*DATASET ROWS:*
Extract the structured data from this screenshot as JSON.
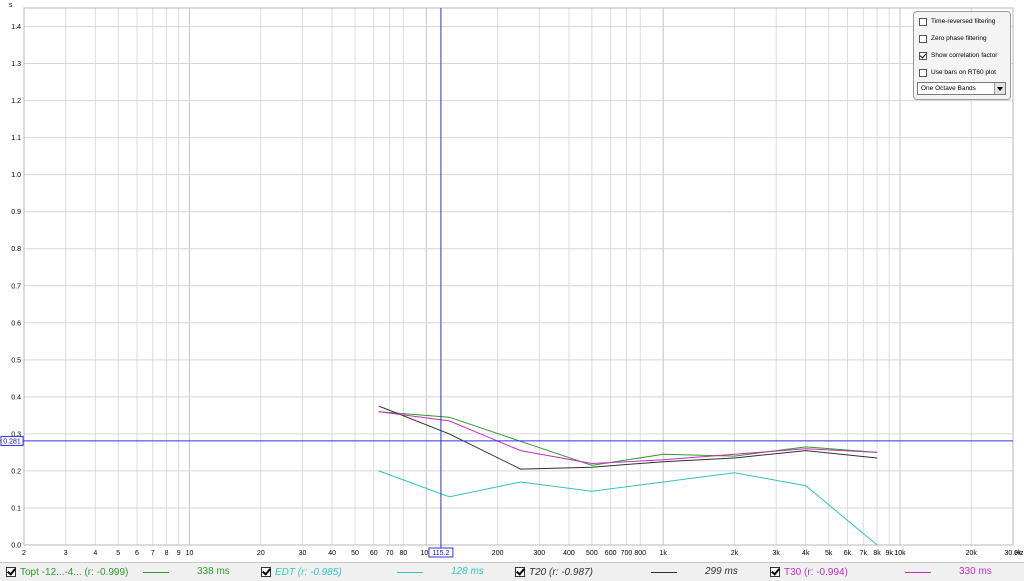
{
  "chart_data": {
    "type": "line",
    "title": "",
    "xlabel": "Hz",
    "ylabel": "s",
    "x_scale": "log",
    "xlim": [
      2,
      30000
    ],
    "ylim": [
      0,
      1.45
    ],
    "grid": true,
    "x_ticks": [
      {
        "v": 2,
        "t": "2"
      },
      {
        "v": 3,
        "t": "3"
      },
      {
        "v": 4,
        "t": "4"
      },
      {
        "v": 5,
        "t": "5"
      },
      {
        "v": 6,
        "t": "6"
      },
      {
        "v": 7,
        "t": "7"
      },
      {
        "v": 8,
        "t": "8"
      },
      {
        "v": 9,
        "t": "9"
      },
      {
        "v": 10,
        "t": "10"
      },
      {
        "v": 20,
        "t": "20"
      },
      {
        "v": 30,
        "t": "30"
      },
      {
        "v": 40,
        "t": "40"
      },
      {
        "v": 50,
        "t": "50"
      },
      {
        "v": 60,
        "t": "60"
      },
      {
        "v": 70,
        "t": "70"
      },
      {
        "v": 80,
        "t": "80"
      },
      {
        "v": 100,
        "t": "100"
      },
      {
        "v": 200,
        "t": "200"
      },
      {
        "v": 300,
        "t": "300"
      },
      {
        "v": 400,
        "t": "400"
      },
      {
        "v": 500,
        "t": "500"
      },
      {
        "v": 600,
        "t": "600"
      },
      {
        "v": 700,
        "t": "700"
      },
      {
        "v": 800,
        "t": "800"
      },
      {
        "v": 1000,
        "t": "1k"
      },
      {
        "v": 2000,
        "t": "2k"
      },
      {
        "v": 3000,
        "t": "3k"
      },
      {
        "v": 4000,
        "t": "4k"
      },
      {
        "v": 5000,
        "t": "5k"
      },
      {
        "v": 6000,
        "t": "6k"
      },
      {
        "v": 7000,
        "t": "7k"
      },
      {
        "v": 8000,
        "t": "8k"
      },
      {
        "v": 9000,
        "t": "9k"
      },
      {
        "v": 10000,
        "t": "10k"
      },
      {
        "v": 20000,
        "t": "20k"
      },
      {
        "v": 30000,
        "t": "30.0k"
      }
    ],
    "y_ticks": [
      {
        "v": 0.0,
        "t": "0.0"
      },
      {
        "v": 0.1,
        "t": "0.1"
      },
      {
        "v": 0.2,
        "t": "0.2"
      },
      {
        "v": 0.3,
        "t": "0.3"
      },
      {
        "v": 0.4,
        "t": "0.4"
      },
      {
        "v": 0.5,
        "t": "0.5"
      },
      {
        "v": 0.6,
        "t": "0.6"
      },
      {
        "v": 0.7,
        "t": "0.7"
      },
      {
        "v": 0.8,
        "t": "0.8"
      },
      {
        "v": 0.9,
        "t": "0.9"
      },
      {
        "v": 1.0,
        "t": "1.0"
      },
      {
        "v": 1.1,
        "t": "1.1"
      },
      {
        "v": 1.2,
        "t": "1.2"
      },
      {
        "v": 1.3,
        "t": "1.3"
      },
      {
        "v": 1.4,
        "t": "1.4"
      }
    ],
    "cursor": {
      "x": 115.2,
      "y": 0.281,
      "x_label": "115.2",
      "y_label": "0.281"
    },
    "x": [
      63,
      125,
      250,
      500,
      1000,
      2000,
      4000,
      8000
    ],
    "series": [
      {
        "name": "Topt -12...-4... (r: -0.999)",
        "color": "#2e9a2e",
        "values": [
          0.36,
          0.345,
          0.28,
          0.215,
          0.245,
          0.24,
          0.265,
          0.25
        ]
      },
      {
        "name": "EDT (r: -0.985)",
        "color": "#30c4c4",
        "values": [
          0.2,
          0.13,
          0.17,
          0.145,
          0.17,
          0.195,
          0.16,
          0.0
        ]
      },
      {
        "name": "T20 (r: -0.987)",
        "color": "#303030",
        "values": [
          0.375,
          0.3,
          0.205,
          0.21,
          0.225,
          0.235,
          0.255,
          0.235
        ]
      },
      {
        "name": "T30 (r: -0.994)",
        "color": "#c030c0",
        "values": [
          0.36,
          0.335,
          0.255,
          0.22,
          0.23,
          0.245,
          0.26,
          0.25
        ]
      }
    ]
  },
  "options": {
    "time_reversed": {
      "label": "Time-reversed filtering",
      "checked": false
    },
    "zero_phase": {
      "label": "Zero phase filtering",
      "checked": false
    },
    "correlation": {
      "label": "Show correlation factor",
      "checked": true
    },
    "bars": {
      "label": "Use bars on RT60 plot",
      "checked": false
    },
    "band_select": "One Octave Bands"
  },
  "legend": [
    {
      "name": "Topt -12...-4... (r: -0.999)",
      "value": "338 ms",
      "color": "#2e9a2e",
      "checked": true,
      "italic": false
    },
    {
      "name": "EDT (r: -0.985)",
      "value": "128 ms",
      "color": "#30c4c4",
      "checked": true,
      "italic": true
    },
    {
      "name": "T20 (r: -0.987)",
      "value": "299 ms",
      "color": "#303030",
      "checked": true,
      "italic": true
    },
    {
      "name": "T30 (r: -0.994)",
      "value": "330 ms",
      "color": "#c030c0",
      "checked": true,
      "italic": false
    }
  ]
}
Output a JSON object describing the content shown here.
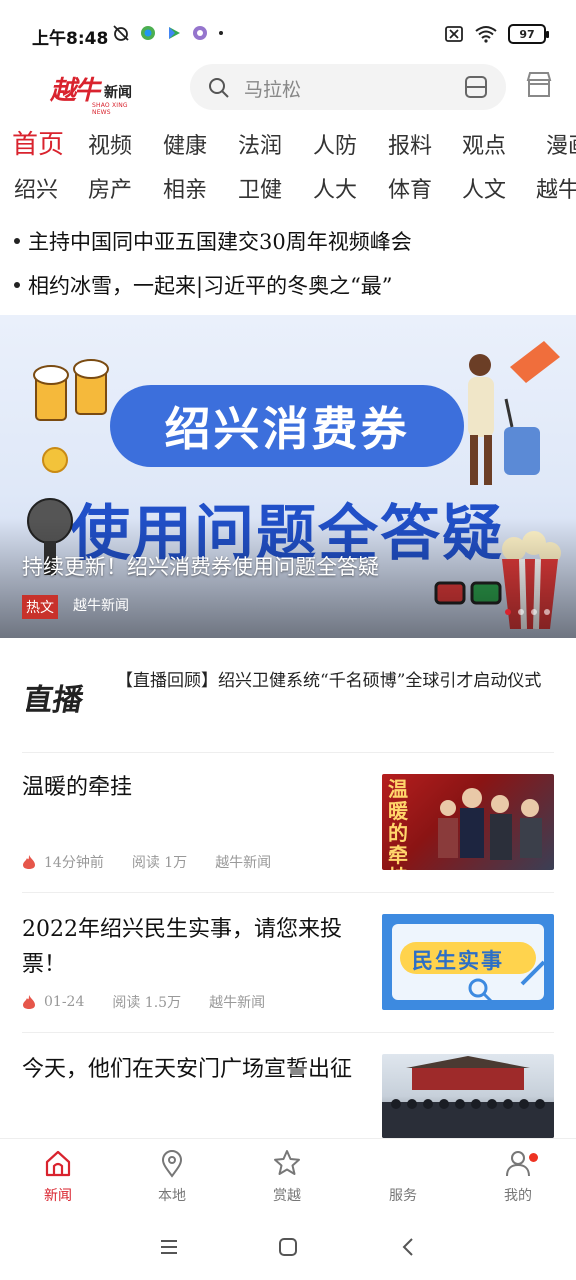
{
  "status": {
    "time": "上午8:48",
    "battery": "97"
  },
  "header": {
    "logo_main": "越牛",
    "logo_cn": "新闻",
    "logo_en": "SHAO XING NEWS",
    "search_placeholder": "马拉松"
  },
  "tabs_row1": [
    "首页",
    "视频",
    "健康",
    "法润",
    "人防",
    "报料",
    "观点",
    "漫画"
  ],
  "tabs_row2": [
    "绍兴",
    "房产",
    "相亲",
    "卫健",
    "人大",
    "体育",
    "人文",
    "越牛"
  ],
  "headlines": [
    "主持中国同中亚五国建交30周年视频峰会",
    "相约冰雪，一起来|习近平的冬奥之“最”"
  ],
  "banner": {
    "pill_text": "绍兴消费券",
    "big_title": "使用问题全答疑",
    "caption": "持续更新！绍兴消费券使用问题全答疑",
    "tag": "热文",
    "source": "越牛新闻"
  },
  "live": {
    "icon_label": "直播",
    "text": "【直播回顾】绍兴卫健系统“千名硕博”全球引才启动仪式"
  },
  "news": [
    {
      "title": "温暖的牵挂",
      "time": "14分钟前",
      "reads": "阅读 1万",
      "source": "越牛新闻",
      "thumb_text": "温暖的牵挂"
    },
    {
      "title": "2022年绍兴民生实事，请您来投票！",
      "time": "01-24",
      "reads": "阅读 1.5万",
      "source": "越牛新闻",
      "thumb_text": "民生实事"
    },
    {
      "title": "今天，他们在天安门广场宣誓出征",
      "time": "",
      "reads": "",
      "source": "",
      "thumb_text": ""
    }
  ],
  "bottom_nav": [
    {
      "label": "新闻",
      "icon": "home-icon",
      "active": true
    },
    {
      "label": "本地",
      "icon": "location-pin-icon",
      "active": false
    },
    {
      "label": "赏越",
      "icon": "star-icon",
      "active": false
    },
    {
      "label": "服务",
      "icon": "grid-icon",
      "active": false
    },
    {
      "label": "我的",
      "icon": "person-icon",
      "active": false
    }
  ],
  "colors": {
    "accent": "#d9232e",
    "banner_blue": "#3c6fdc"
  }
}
* * *
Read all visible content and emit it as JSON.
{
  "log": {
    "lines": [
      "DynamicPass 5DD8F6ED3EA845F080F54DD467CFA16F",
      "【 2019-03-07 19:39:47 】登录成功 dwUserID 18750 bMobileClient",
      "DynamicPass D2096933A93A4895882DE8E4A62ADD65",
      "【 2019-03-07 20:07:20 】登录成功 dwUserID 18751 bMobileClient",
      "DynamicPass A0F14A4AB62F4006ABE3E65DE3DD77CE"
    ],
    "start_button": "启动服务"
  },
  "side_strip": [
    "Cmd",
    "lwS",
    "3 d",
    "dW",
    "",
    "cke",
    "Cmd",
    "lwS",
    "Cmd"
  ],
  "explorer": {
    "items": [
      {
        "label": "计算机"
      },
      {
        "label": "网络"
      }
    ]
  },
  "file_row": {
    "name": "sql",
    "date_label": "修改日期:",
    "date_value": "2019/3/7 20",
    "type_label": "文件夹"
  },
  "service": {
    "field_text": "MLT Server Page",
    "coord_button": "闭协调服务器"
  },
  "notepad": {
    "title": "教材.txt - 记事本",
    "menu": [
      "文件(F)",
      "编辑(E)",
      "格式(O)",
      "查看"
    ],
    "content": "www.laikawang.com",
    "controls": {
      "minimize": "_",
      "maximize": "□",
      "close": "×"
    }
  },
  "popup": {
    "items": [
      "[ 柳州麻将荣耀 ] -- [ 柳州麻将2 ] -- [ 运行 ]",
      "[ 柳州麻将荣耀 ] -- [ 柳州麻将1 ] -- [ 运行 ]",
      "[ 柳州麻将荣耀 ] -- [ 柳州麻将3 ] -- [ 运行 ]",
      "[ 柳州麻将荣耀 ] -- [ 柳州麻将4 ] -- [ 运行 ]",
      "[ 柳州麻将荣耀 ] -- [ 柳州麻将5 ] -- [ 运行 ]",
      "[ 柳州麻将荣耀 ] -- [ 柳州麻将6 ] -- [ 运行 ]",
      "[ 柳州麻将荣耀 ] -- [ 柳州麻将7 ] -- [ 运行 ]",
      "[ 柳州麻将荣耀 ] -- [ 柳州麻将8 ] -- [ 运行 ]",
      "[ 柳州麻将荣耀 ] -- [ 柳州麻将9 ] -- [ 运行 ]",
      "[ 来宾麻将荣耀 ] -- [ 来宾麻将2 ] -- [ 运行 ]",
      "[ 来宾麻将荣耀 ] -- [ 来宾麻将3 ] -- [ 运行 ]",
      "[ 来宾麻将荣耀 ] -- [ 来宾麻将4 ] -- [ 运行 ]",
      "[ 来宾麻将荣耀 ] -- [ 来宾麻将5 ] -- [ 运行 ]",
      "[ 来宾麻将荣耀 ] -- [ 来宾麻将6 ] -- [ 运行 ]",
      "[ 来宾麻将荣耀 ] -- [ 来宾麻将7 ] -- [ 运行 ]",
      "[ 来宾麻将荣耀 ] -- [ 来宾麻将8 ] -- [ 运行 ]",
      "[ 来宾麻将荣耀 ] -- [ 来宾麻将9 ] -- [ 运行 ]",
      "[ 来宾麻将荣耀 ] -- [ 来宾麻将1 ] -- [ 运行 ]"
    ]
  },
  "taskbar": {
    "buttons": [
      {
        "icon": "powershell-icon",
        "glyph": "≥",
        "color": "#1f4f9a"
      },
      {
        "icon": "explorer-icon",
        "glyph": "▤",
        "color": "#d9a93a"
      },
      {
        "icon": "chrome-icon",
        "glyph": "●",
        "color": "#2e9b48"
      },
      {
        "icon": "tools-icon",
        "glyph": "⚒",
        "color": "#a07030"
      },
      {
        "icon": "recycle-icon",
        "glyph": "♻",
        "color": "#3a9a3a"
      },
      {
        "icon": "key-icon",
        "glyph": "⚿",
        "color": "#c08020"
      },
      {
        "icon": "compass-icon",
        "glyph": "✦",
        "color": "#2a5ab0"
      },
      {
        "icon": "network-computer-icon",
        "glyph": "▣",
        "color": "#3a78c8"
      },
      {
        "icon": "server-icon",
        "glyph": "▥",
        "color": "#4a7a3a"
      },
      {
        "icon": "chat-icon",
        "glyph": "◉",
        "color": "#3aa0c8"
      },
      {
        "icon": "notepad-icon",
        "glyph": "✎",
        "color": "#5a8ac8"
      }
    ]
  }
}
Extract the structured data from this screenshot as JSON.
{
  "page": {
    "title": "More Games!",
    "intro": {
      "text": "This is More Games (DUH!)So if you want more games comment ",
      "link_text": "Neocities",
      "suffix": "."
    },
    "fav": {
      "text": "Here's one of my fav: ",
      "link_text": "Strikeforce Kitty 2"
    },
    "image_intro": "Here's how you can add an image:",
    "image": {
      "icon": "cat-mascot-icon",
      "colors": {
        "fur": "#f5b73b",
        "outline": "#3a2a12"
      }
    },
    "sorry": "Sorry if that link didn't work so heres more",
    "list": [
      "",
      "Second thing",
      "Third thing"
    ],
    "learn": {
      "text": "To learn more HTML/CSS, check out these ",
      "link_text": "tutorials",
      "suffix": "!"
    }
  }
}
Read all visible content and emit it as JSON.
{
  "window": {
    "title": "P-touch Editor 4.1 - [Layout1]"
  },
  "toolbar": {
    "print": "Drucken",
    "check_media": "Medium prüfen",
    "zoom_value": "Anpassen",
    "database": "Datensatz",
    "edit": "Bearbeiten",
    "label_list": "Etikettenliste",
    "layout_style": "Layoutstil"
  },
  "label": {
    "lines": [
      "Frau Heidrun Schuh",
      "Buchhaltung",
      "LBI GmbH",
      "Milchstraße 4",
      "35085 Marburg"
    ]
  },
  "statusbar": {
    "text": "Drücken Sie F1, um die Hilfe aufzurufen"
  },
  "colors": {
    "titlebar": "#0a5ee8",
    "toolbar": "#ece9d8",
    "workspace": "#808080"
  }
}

*CHALLENGE:* How many lines in the data contain the string "来宾麻将荣耀"? Respond with the number only.

*OUTPUT:* 9